Material to process →
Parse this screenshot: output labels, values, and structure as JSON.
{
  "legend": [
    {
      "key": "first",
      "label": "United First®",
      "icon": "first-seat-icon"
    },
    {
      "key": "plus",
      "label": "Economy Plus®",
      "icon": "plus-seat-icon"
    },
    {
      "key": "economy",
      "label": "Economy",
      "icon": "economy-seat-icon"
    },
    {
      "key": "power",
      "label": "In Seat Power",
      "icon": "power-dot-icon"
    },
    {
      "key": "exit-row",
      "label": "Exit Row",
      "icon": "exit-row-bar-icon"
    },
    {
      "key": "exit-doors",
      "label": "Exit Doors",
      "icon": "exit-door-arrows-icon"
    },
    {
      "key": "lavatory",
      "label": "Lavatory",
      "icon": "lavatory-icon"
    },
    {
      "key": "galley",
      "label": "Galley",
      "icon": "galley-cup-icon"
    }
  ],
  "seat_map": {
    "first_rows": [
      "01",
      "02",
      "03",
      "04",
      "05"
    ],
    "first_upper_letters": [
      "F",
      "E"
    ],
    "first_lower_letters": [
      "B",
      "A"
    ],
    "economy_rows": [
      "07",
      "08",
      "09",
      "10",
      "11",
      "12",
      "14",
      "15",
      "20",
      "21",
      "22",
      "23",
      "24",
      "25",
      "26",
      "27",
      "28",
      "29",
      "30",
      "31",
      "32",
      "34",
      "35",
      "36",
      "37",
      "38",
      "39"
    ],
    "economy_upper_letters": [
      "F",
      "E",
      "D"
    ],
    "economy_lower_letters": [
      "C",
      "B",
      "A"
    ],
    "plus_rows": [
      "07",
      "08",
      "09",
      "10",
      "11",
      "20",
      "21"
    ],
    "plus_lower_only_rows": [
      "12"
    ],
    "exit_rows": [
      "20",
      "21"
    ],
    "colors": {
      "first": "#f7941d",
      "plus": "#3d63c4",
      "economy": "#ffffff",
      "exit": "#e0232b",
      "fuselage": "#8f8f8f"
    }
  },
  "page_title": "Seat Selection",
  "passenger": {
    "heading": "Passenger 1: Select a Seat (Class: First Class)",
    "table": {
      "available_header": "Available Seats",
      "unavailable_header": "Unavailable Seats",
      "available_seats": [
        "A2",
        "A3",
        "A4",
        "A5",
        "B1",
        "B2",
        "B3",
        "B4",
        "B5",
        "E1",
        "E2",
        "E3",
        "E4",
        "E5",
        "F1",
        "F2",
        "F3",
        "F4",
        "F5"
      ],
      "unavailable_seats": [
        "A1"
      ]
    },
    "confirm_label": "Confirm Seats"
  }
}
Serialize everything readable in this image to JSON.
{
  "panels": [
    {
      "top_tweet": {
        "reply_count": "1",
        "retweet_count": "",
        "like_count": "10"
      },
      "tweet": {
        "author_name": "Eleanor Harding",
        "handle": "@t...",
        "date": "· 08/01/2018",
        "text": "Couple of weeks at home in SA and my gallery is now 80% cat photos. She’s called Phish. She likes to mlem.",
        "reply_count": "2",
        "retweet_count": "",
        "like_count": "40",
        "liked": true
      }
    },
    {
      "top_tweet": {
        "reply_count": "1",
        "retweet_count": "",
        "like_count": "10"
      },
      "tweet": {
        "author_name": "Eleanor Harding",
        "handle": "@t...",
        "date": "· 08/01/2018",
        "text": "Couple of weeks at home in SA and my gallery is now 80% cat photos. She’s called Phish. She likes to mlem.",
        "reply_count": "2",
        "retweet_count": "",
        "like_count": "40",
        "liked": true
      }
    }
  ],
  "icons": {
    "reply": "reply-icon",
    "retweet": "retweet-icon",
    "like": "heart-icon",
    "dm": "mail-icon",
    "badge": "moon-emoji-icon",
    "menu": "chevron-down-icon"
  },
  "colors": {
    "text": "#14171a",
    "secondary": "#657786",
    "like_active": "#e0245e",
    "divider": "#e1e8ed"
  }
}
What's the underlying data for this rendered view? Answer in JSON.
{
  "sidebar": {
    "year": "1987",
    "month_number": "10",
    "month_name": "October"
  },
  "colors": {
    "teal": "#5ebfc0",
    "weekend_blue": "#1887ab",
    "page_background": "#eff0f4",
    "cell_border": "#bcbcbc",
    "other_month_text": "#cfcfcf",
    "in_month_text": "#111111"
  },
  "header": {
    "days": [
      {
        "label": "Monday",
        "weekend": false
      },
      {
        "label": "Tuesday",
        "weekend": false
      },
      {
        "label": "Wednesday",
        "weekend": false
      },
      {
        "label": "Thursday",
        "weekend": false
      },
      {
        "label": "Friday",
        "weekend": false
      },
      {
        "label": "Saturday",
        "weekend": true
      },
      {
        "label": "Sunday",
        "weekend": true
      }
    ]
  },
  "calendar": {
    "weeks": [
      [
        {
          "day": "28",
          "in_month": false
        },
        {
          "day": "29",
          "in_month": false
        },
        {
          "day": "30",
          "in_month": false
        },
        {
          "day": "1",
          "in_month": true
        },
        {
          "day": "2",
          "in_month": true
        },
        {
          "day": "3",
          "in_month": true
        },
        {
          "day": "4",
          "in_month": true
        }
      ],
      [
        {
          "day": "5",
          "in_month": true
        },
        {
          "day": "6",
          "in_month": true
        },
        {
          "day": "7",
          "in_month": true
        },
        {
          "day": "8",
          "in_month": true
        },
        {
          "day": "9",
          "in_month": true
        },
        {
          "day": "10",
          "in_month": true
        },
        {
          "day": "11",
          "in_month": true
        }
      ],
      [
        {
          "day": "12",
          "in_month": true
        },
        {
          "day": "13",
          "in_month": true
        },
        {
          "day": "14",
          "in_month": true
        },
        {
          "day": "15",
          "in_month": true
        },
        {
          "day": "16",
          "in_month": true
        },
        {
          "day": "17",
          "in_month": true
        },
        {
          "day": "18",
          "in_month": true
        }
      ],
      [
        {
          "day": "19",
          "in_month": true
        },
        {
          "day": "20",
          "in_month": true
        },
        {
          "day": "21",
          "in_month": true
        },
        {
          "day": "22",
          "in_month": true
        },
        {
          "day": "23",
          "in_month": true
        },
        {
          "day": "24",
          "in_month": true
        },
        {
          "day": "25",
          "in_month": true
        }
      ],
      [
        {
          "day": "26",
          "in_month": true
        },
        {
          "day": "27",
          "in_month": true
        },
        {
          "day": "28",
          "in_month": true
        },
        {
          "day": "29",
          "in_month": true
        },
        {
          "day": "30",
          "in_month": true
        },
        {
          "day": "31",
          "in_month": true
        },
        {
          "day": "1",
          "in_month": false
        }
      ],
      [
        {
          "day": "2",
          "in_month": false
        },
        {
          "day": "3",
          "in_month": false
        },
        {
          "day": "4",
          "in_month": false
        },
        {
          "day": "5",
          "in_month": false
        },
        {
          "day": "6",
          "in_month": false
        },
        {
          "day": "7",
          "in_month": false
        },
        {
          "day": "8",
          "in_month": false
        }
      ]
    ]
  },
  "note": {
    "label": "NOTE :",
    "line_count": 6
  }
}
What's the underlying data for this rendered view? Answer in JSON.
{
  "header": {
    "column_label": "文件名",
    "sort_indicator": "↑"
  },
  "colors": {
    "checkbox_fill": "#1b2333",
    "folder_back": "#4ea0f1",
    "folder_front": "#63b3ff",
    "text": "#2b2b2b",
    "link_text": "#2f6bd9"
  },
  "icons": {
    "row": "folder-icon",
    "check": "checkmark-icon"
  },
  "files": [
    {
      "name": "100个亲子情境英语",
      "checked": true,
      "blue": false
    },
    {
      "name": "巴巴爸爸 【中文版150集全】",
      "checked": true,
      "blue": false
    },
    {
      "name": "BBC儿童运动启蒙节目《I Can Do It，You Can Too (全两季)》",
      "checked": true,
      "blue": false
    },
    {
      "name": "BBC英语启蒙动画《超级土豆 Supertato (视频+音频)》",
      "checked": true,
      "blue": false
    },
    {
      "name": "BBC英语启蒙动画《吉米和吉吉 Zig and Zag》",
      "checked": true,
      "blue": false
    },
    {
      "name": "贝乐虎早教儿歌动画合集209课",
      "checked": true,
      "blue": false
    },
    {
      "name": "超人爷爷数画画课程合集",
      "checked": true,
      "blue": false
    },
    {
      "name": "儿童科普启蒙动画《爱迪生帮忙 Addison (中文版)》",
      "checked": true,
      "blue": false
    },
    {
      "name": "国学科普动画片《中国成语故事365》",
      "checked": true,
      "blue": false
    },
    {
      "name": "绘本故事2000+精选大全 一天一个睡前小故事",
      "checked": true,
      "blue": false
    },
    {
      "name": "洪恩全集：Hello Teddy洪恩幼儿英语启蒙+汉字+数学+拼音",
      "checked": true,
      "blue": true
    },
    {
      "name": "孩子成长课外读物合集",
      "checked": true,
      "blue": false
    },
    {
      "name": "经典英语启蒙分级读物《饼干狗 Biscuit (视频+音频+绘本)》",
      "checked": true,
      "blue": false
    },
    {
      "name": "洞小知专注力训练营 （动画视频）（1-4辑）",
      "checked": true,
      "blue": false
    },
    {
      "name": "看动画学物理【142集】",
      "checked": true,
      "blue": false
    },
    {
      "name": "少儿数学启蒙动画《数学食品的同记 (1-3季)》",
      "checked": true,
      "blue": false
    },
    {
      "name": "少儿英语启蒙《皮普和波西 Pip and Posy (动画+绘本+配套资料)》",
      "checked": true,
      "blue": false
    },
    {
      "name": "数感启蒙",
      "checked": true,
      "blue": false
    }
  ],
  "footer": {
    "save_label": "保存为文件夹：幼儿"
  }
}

Objective → Go through the material line by line. Show each line that contains the string "this".

Exercise output →
Parse this screenshot: output labels, values, and structure as JSON.
Serialize everything readable in this image to JSON.
What's the underlying data for this rendered view? Answer in JSON.
What's the underlying data for this rendered view? Answer in JSON.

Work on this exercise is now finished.